Written request = Arrange as a numbered list the rows of the Layout records, starting with the first row and ending with the line that contains "reload-icon[interactable]: ↻ [69,44,77,55]". Skip any blank lines.

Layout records
Begin

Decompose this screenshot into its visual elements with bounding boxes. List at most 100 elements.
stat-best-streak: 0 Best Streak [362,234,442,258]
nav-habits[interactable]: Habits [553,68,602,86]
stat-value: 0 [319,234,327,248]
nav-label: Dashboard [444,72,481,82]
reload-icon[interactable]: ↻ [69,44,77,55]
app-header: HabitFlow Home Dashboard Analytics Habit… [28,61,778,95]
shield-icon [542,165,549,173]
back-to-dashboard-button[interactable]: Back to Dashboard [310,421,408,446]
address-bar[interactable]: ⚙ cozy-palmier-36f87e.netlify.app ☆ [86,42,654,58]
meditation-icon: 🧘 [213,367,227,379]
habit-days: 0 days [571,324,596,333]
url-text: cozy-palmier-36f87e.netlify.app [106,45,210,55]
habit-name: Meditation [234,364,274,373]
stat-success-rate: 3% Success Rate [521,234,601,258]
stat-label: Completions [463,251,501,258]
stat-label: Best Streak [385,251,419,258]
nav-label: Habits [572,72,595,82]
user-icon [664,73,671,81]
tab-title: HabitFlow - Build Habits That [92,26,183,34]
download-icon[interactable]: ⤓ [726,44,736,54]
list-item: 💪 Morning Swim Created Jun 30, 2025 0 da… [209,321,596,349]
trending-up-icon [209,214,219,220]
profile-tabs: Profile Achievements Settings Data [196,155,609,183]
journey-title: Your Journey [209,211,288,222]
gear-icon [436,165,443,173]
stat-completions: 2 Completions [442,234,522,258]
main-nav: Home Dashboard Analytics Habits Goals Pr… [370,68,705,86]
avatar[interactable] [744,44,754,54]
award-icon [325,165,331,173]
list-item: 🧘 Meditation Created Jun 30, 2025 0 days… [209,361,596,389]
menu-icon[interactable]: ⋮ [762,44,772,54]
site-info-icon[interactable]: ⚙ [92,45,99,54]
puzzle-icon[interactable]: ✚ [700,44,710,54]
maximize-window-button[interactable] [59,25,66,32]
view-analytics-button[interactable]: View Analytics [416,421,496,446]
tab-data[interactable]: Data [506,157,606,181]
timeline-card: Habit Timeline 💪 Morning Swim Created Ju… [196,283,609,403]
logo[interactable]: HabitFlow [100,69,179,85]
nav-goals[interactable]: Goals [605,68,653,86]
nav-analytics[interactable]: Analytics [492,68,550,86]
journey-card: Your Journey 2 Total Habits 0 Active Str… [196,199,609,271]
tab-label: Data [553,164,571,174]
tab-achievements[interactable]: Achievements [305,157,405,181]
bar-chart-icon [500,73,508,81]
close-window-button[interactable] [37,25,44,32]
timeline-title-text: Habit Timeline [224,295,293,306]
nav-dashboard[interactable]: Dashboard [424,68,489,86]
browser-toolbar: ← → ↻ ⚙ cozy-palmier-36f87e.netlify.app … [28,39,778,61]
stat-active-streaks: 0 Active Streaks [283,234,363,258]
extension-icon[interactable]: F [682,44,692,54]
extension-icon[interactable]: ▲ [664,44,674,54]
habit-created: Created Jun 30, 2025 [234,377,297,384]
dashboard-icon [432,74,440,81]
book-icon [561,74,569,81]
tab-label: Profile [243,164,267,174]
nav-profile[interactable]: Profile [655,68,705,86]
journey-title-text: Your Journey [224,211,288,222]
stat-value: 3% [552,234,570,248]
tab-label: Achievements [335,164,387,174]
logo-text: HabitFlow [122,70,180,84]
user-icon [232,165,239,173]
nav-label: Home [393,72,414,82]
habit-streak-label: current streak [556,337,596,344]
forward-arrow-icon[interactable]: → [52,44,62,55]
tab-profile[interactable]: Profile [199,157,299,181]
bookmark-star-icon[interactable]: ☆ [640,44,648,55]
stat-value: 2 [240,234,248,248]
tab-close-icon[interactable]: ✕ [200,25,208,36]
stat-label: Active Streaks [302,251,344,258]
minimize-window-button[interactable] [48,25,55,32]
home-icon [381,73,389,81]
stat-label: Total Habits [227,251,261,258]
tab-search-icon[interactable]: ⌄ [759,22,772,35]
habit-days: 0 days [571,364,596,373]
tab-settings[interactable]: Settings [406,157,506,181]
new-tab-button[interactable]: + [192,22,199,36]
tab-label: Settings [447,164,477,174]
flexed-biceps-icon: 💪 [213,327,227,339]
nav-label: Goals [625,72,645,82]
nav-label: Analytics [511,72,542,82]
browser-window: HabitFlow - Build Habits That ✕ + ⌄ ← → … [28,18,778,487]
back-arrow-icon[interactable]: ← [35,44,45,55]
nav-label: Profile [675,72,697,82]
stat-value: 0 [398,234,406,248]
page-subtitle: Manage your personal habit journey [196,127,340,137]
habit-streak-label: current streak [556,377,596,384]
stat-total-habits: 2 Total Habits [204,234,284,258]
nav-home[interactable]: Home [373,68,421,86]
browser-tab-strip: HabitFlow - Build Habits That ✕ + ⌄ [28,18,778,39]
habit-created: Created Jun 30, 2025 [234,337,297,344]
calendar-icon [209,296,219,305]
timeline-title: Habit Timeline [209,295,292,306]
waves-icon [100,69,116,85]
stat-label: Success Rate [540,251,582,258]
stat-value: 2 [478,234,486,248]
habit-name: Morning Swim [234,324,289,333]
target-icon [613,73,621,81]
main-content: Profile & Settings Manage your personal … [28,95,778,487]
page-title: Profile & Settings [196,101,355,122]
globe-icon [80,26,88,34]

End

Solution to this task =
1. Decompose this screenshot into its visual elements with bounding boxes. List at most 100 elements.
2. stat-best-streak: 0 Best Streak [362,234,442,258]
3. nav-habits[interactable]: Habits [553,68,602,86]
4. stat-value: 0 [319,234,327,248]
5. nav-label: Dashboard [444,72,481,82]
6. reload-icon[interactable]: ↻ [69,44,77,55]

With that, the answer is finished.